INSTRUCTION —
Reproduce all of the data below without alteration; exclude every picture.

SUPPLIED ENTRIES —
····················
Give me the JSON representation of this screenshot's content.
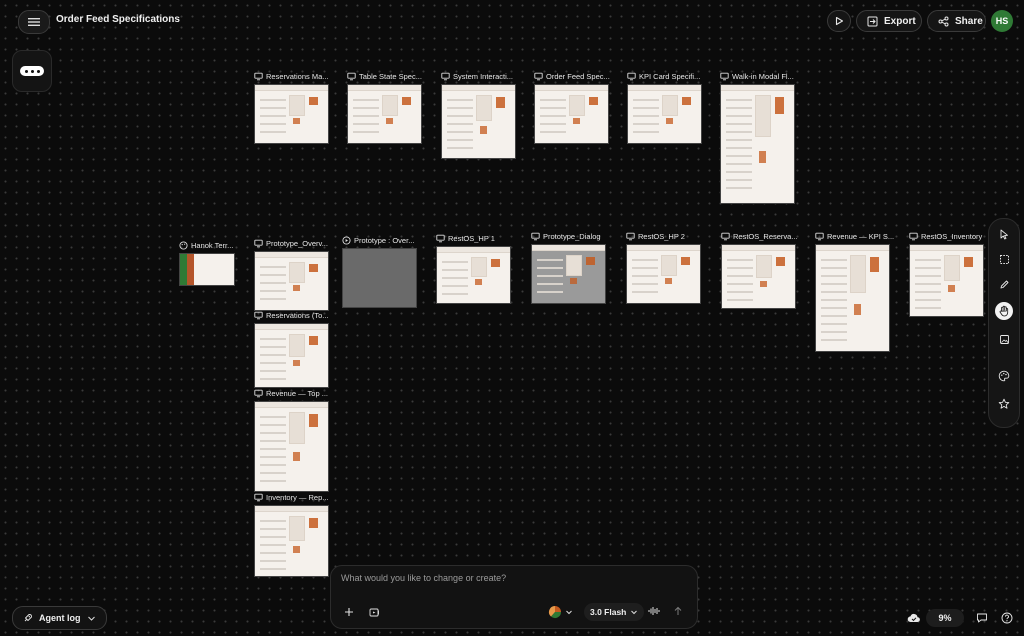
{
  "header": {
    "title": "Order Feed Specifications",
    "export_label": "Export",
    "share_label": "Share",
    "avatar_initials": "HS"
  },
  "frames": [
    {
      "label": "Reservations Ma...",
      "kind": "screen"
    },
    {
      "label": "Table State Spec...",
      "kind": "screen"
    },
    {
      "label": "System Interacti...",
      "kind": "screen"
    },
    {
      "label": "Order Feed Spec...",
      "kind": "screen"
    },
    {
      "label": "KPI Card Specifi...",
      "kind": "screen"
    },
    {
      "label": "Walk-in Modal Fl...",
      "kind": "screen"
    },
    {
      "label": "Hanok Terr...",
      "kind": "palette"
    },
    {
      "label": "Prototype_Overv...",
      "kind": "screen"
    },
    {
      "label": "Prototype : Over...",
      "kind": "prototype"
    },
    {
      "label": "RestOS_HP 1",
      "kind": "screen"
    },
    {
      "label": "Prototype_Dialog",
      "kind": "screen"
    },
    {
      "label": "RestOS_HP 2",
      "kind": "screen"
    },
    {
      "label": "RestOS_Reserva...",
      "kind": "screen"
    },
    {
      "label": "Revenue — KPI S...",
      "kind": "screen"
    },
    {
      "label": "RestOS_Inventory",
      "kind": "screen"
    },
    {
      "label": "Reservations (To...",
      "kind": "screen"
    },
    {
      "label": "Revenue — Top ...",
      "kind": "screen"
    },
    {
      "label": "Inventory — Rep...",
      "kind": "screen"
    }
  ],
  "chat": {
    "placeholder": "What would you like to change or create?",
    "model_label": "3.0 Flash"
  },
  "footer": {
    "agent_log_label": "Agent log",
    "zoom_label": "9%"
  },
  "colors": {
    "accent": "#c45a1e",
    "canvas": "#0b0b0b",
    "avatar": "#2f7a35"
  },
  "icons": {
    "menu": "hamburger-icon",
    "play": "play-icon",
    "export": "export-icon",
    "share": "share-icon",
    "tools": [
      "cursor-icon",
      "marquee-select-icon",
      "pencil-icon",
      "hand-icon",
      "image-icon",
      "palette-icon",
      "star-icon"
    ]
  }
}
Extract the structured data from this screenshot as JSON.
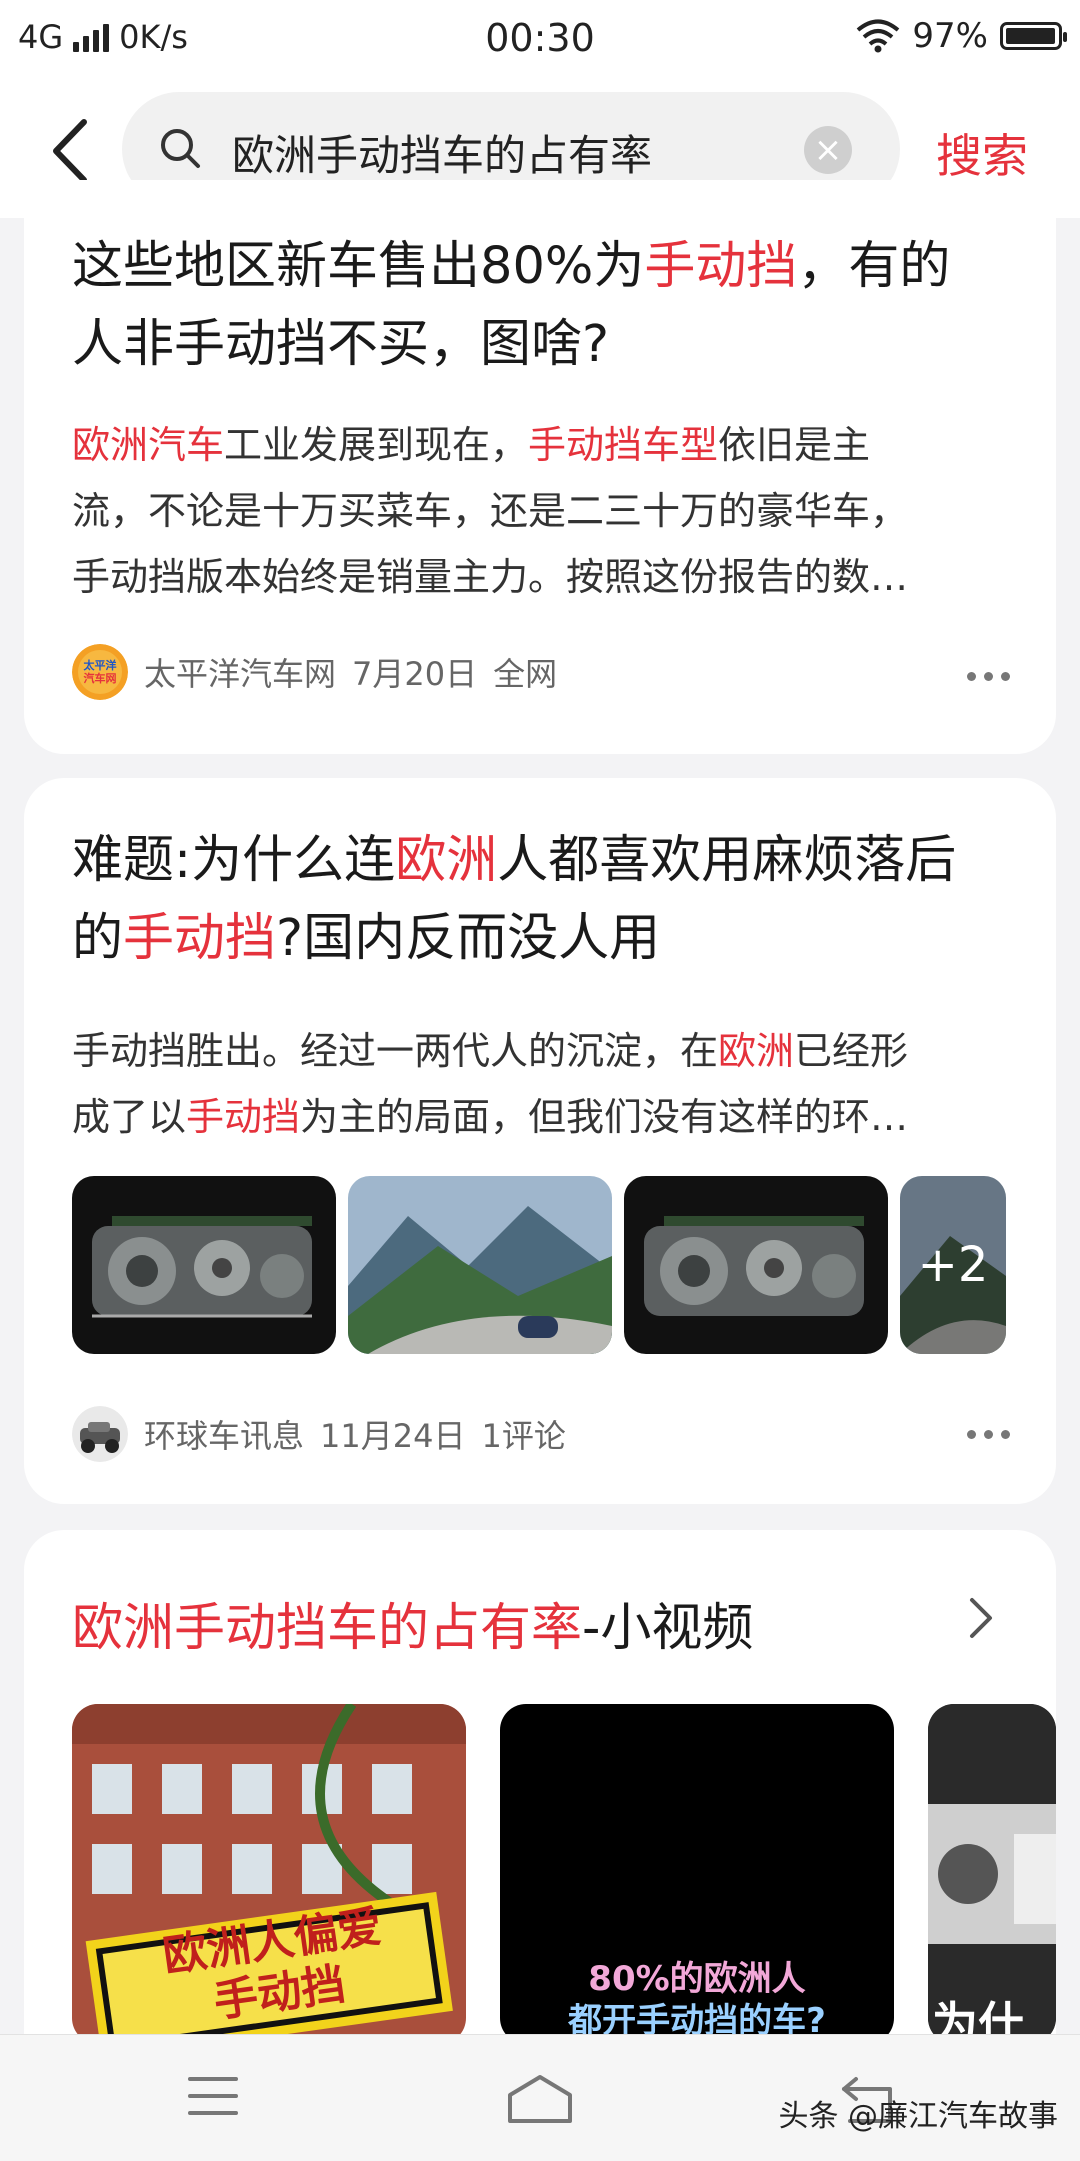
····················
THE RESULT —
Give me the JSON representation of this screenshot's content.
{
  "header": {
    "title": "Order Feed Specifications",
    "export_label": "Export",
    "share_label": "Share",
    "avatar_initials": "HS"
  },
  "frames": [
    {
      "label": "Reservations Ma...",
      "kind": "screen"
    },
    {
      "label": "Table State Spec...",
      "kind": "screen"
    },
    {
      "label": "System Interacti...",
      "kind": "screen"
    },
    {
      "label": "Order Feed Spec...",
      "kind": "screen"
    },
    {
      "label": "KPI Card Specifi...",
      "kind": "screen"
    },
    {
      "label": "Walk-in Modal Fl...",
      "kind": "screen"
    },
    {
      "label": "Hanok Terr...",
      "kind": "palette"
    },
    {
      "label": "Prototype_Overv...",
      "kind": "screen"
    },
    {
      "label": "Prototype : Over...",
      "kind": "prototype"
    },
    {
      "label": "RestOS_HP 1",
      "kind": "screen"
    },
    {
      "label": "Prototype_Dialog",
      "kind": "screen"
    },
    {
      "label": "RestOS_HP 2",
      "kind": "screen"
    },
    {
      "label": "RestOS_Reserva...",
      "kind": "screen"
    },
    {
      "label": "Revenue — KPI S...",
      "kind": "screen"
    },
    {
      "label": "RestOS_Inventory",
      "kind": "screen"
    },
    {
      "label": "Reservations (To...",
      "kind": "screen"
    },
    {
      "label": "Revenue — Top ...",
      "kind": "screen"
    },
    {
      "label": "Inventory — Rep...",
      "kind": "screen"
    }
  ],
  "chat": {
    "placeholder": "What would you like to change or create?",
    "model_label": "3.0 Flash"
  },
  "footer": {
    "agent_log_label": "Agent log",
    "zoom_label": "9%"
  },
  "colors": {
    "accent": "#c45a1e",
    "canvas": "#0b0b0b",
    "avatar": "#2f7a35"
  },
  "icons": {
    "menu": "hamburger-icon",
    "play": "play-icon",
    "export": "export-icon",
    "share": "share-icon",
    "tools": [
      "cursor-icon",
      "marquee-select-icon",
      "pencil-icon",
      "hand-icon",
      "image-icon",
      "palette-icon",
      "star-icon"
    ]
  }
}
Extract the structured data from this screenshot as JSON.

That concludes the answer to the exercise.